STATED PROBLEM: Count every line that has the word "type" in it; give no more than the number.

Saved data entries
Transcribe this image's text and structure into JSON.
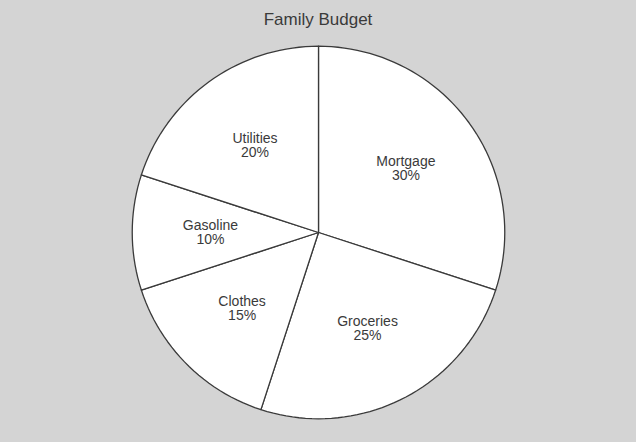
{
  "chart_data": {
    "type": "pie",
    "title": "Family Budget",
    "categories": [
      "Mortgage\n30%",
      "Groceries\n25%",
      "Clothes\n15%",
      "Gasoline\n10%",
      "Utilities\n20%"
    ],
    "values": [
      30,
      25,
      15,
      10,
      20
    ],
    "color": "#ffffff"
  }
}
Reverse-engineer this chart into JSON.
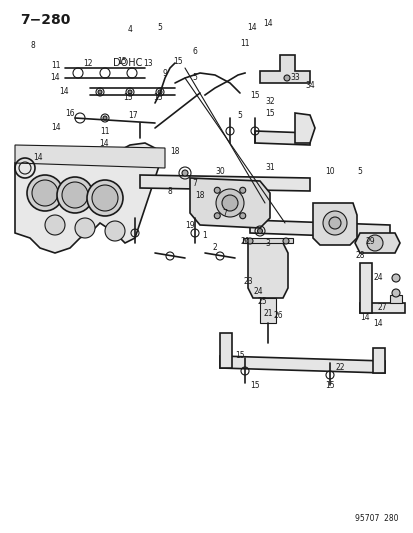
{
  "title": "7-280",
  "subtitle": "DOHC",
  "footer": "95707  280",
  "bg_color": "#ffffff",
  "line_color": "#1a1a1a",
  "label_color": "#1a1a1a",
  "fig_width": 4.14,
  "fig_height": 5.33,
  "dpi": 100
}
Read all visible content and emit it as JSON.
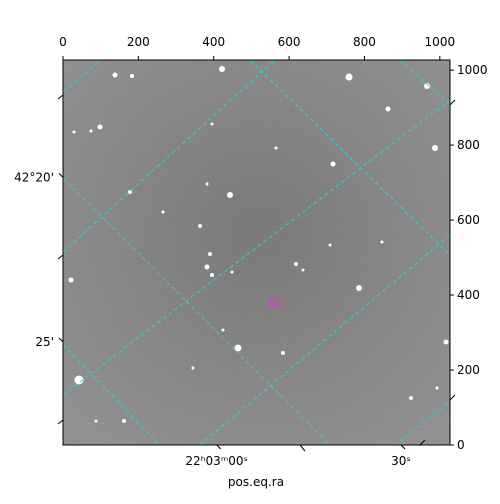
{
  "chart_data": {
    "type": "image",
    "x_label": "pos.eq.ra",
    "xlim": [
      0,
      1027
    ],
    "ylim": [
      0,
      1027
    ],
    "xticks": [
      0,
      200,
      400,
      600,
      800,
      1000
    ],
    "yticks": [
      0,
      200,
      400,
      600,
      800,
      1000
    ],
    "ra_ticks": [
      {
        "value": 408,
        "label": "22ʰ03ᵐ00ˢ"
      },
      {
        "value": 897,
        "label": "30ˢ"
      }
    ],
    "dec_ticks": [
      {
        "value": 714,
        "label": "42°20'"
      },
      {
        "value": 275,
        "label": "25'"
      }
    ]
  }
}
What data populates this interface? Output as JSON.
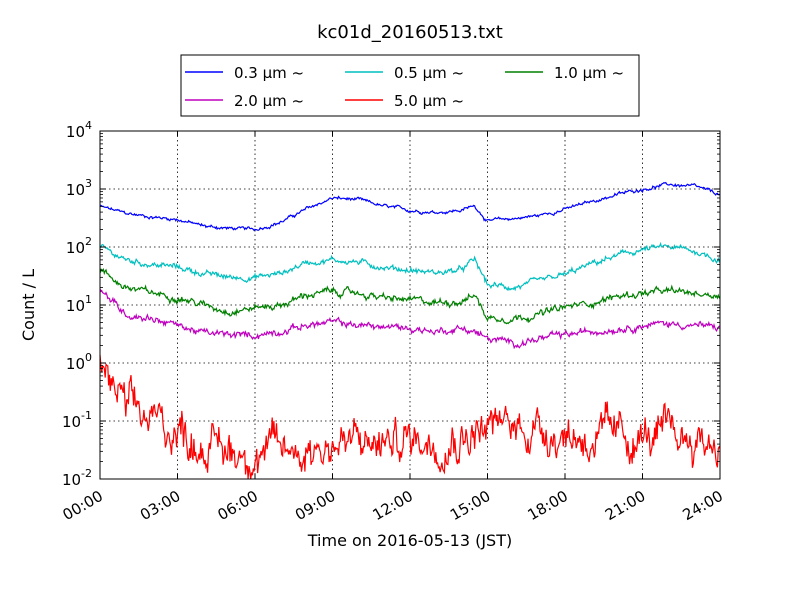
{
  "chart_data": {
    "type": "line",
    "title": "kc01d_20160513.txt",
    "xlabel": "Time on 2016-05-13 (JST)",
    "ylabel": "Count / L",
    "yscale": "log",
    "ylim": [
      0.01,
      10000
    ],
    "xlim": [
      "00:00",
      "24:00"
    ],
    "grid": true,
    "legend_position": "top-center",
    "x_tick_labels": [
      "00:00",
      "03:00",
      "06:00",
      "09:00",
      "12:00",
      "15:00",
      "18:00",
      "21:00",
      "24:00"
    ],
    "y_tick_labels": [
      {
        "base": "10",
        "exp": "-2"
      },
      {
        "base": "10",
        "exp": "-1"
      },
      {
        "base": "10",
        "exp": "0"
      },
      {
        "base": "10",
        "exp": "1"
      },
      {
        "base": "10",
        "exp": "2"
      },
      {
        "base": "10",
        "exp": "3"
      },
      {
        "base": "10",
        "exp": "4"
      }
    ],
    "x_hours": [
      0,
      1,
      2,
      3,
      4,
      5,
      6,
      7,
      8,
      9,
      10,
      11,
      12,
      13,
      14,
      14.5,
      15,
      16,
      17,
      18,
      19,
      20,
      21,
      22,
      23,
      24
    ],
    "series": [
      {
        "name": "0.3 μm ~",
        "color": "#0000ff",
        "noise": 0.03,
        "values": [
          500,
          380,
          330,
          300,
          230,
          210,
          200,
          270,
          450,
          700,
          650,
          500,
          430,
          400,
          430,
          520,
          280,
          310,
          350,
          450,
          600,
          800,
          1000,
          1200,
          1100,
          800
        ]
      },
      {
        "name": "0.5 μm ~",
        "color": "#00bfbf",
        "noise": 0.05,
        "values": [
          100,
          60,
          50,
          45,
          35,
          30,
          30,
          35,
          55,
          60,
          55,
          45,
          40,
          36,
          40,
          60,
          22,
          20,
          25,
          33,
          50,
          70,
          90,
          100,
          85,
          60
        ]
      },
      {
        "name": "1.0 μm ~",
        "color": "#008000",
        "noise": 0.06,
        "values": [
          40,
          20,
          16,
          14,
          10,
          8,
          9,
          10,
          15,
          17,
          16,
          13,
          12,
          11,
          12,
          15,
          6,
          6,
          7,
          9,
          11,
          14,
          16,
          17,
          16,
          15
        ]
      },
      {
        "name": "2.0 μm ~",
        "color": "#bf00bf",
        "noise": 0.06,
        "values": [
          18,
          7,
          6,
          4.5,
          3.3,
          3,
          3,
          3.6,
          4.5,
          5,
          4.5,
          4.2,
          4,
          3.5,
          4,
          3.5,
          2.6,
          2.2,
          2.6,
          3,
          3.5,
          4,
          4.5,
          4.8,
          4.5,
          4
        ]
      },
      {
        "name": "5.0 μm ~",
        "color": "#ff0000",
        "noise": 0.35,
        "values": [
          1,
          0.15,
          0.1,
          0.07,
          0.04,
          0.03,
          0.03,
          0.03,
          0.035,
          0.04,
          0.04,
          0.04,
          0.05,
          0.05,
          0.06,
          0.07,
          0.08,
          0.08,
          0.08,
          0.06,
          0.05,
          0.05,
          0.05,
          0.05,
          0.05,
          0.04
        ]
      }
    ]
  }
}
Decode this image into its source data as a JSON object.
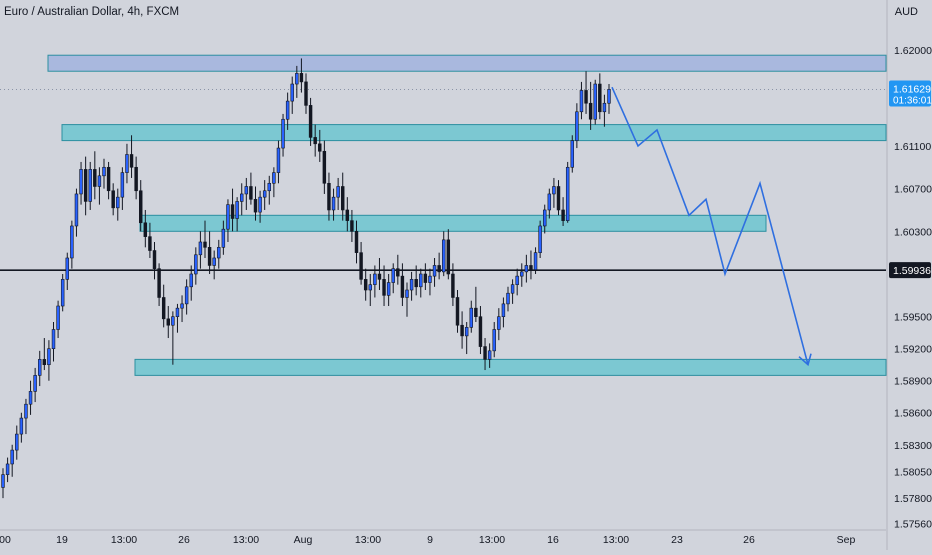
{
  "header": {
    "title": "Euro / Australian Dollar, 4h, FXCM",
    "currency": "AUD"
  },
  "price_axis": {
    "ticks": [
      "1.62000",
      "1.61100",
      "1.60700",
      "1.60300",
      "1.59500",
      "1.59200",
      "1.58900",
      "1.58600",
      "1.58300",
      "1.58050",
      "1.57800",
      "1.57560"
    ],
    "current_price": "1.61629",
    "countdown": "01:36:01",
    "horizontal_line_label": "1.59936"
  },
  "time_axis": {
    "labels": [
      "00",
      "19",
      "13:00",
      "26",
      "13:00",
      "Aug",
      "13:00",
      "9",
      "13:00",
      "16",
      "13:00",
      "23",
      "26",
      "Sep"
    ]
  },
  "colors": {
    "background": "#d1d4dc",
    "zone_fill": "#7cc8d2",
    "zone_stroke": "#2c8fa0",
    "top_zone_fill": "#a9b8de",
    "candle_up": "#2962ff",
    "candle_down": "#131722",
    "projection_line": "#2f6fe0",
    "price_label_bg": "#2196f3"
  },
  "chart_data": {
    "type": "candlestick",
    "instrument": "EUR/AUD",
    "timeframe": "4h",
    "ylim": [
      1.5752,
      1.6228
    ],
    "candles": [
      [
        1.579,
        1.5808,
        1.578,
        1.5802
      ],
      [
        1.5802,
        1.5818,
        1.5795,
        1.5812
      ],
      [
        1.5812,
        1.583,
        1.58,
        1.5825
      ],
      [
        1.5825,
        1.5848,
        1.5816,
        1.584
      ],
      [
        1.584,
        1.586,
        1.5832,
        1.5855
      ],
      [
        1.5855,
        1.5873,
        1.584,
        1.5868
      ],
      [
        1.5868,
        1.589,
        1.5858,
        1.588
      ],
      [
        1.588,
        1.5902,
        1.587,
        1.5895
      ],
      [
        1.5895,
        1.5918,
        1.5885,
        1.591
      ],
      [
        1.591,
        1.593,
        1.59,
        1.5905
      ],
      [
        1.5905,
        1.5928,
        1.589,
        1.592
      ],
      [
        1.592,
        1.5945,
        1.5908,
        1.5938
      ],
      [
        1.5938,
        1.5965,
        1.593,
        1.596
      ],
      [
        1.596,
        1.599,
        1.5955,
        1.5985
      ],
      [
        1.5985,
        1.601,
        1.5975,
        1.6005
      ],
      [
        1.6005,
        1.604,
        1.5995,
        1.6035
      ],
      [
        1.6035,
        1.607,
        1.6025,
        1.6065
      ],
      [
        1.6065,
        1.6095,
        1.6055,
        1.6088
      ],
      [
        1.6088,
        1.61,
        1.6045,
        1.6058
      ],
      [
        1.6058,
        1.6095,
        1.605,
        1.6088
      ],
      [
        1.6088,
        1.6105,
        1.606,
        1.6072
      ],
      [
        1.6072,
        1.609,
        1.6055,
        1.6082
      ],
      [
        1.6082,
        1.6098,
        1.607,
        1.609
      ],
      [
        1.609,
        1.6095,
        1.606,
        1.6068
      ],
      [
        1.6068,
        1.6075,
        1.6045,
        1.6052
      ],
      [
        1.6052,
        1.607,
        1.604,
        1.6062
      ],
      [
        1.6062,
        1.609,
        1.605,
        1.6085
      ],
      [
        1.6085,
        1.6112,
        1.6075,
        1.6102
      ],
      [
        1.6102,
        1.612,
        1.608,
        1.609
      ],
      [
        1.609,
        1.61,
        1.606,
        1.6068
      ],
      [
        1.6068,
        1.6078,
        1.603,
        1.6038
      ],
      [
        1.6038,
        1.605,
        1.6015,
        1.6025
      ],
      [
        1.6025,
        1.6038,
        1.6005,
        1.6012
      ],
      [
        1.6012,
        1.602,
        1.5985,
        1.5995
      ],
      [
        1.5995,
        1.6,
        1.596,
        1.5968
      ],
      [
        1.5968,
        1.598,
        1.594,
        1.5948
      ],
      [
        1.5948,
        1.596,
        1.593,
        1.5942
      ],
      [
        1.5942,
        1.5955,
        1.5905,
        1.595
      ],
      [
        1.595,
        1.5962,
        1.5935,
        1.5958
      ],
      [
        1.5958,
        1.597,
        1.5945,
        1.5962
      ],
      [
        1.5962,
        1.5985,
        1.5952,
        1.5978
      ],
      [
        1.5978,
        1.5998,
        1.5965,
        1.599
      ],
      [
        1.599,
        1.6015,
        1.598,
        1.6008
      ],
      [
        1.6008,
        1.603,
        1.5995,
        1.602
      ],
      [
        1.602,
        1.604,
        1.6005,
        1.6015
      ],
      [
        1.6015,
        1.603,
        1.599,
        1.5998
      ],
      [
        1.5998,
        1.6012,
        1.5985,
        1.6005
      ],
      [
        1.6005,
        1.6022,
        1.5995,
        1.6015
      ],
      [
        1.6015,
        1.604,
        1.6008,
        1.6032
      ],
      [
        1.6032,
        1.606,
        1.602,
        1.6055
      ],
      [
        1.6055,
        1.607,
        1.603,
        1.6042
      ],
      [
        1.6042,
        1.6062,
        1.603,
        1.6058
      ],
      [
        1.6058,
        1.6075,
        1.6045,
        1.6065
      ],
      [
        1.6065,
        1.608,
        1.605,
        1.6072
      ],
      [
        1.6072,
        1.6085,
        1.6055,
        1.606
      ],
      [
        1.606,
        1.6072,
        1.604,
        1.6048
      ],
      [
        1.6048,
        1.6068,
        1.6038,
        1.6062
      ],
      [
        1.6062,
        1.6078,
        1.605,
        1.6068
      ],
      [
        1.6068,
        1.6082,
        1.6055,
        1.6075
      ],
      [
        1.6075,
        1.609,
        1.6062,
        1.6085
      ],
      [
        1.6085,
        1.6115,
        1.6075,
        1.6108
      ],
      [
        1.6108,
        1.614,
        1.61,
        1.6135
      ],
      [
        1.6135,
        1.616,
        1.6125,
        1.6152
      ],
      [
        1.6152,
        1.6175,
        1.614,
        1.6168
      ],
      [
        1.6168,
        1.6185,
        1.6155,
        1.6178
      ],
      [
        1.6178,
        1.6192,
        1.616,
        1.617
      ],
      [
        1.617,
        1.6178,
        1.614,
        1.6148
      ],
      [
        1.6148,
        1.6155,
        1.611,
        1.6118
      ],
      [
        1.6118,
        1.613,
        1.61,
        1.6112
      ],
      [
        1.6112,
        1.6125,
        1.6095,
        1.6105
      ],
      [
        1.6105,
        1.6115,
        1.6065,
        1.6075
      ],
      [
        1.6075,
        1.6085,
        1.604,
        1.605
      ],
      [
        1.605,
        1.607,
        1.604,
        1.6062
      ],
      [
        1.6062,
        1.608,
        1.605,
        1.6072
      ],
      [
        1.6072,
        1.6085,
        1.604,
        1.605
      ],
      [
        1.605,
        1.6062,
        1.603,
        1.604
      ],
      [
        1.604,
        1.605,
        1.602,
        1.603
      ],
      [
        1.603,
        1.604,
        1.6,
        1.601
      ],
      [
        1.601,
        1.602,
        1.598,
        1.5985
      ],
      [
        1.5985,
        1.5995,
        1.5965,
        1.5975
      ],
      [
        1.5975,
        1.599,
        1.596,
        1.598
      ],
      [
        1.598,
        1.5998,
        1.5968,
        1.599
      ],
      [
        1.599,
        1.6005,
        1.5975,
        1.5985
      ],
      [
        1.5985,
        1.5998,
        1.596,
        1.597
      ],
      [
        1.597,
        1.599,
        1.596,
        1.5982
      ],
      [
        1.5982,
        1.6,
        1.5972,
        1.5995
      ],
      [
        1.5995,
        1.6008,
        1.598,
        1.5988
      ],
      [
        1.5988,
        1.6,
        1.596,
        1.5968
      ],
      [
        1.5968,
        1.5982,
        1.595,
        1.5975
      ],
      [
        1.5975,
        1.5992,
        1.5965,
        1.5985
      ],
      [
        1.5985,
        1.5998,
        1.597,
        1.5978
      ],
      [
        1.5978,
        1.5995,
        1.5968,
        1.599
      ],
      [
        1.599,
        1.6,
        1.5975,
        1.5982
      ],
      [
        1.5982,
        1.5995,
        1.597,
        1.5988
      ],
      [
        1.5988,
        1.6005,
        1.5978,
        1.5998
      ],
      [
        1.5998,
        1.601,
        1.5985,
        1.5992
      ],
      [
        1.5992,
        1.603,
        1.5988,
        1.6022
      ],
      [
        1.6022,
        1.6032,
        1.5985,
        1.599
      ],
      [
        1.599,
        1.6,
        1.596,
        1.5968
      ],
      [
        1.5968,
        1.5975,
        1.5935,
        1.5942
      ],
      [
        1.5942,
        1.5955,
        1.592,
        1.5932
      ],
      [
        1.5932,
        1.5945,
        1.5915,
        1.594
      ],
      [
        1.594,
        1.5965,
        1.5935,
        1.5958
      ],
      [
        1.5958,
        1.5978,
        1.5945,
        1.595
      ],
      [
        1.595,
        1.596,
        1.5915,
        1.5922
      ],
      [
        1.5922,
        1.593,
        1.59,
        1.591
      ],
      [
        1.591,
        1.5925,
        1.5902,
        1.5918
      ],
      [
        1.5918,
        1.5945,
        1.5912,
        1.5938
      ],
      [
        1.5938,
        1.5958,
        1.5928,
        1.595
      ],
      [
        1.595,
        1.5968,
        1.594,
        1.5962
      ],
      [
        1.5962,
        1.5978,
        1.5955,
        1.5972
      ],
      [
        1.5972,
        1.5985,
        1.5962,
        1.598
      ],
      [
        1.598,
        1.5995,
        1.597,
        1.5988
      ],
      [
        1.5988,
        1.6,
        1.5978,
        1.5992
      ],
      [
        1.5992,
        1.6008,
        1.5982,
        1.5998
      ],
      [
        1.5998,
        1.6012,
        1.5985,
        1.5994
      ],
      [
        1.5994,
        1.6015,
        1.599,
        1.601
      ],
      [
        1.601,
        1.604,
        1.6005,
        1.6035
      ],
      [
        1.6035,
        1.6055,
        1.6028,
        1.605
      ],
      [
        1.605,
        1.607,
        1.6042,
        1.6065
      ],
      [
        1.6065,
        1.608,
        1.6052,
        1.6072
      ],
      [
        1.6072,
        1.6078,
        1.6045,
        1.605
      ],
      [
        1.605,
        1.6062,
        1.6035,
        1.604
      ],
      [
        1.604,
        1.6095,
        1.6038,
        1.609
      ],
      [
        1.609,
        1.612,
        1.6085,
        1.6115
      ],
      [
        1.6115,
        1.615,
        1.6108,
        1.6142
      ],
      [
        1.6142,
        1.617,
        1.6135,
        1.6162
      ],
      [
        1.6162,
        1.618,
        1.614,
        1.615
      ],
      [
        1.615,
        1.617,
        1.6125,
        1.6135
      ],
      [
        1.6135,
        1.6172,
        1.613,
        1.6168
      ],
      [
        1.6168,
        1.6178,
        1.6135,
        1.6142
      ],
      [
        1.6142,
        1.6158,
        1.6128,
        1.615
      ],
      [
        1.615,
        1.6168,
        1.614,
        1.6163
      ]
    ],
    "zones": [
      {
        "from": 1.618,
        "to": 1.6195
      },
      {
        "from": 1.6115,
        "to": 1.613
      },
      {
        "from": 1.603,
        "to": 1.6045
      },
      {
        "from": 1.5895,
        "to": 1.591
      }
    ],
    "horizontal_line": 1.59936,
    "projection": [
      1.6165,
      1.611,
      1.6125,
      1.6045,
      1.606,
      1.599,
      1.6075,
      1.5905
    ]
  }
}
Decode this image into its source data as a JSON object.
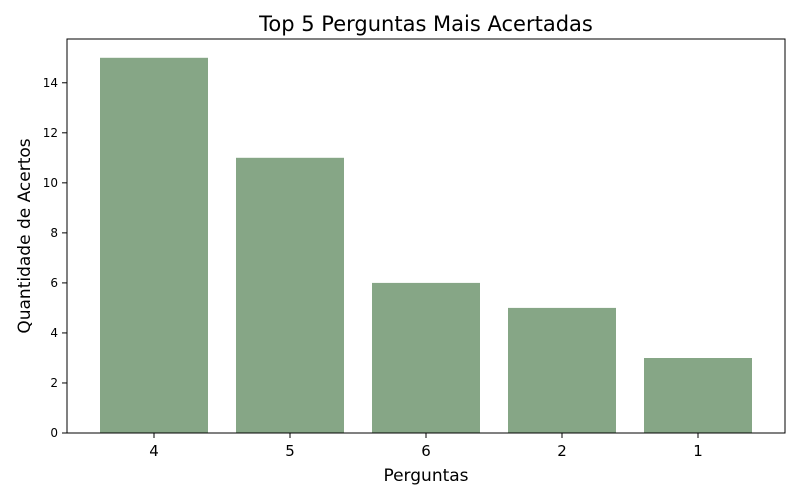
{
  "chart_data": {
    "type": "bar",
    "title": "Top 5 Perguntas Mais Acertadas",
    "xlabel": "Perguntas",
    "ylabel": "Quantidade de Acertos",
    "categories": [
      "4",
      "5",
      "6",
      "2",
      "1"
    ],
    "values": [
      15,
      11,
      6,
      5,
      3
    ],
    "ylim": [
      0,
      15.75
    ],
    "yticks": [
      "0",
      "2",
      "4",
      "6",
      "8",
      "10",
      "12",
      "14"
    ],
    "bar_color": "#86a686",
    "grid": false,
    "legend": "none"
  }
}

RESPONSE TO THE EXERCISE: 5